Dataset items
******
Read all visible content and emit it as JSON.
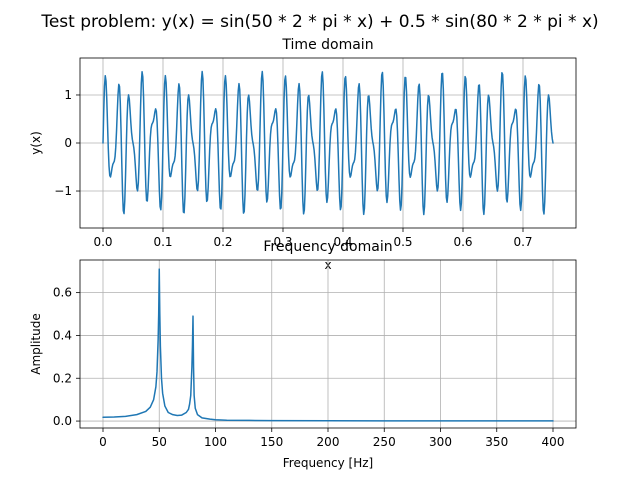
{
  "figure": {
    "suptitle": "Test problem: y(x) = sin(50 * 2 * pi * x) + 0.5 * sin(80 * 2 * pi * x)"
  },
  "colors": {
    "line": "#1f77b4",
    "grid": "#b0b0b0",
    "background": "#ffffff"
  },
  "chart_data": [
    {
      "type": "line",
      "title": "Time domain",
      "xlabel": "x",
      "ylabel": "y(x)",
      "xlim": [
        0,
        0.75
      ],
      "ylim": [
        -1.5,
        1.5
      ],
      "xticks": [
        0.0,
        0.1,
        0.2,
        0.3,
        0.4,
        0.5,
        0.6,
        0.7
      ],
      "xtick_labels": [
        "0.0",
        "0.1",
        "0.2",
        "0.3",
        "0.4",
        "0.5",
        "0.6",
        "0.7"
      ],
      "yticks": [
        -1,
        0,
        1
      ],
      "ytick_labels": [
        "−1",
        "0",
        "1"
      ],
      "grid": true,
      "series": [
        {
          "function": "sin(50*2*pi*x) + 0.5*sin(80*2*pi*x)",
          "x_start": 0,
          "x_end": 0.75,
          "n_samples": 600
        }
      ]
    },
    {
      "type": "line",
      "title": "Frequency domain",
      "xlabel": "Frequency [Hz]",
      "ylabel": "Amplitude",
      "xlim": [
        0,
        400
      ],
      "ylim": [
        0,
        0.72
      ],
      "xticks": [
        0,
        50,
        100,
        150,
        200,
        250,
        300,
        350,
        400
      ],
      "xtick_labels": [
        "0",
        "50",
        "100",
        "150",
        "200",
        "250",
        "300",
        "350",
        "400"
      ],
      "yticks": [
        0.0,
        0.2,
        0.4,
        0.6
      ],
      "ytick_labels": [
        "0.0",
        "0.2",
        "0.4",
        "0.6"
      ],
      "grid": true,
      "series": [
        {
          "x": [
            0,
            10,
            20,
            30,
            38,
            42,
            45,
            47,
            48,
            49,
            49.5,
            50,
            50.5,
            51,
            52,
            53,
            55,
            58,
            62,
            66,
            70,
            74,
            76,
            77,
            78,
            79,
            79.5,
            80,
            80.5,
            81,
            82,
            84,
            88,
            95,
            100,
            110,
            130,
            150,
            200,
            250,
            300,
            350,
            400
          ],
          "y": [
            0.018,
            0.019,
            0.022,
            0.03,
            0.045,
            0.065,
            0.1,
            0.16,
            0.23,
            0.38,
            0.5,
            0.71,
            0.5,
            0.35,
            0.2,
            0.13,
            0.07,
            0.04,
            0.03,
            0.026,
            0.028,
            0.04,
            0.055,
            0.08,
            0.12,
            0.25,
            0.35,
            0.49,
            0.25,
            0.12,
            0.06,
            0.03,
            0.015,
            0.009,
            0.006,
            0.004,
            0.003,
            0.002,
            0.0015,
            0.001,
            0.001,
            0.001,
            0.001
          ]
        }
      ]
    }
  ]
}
******
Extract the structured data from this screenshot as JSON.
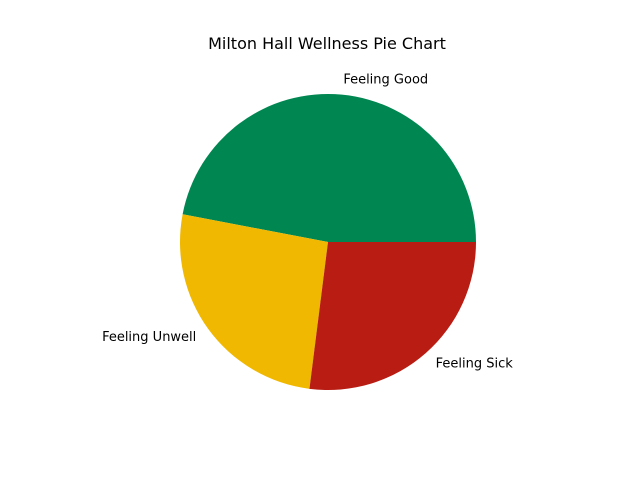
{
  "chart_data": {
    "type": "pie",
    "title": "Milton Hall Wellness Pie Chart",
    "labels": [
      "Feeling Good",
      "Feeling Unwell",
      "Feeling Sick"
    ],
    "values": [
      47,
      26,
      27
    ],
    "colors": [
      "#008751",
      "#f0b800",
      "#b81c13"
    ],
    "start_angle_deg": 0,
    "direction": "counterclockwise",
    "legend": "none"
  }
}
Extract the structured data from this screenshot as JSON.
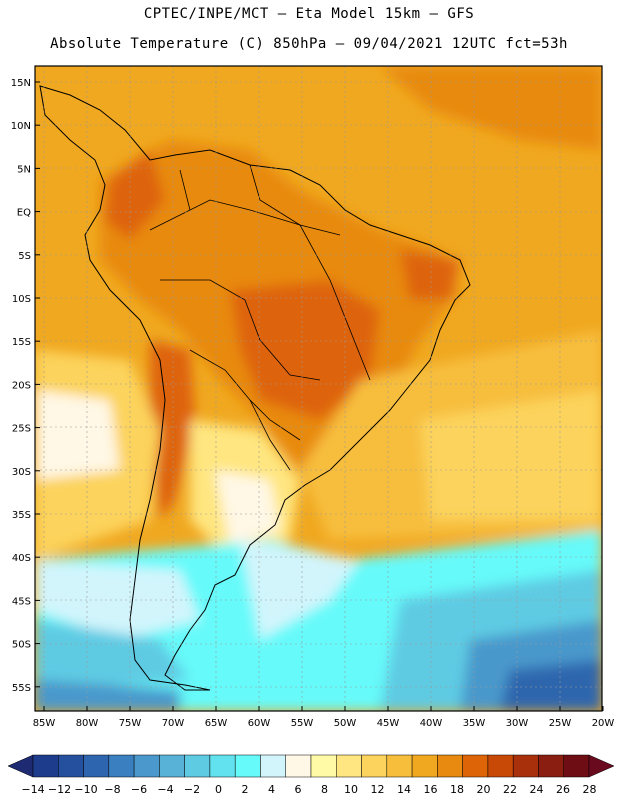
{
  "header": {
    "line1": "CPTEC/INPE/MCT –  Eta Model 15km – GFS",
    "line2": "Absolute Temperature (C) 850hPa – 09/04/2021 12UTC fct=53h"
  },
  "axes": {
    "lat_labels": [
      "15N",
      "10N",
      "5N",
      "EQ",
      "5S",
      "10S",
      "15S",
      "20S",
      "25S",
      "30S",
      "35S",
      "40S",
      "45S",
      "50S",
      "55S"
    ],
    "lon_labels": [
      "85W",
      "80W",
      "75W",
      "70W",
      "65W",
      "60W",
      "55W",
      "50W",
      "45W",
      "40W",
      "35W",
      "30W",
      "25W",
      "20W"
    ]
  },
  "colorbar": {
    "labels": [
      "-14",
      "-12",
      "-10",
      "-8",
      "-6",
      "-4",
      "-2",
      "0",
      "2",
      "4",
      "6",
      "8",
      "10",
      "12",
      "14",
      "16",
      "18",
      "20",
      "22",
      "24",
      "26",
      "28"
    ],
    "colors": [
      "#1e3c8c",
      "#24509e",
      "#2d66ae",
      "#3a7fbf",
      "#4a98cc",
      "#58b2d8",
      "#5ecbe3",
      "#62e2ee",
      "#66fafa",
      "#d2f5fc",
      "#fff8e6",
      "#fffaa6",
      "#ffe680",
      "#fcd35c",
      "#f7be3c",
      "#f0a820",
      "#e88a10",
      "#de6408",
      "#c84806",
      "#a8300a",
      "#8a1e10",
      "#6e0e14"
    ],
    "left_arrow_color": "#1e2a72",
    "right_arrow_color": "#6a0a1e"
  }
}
******
** AIM **
List every line above that contains the word "Feeling".

** ANSWER TO THE EXERCISE **
      "Feeling Good",
      "Feeling Unwell",
      "Feeling Sick"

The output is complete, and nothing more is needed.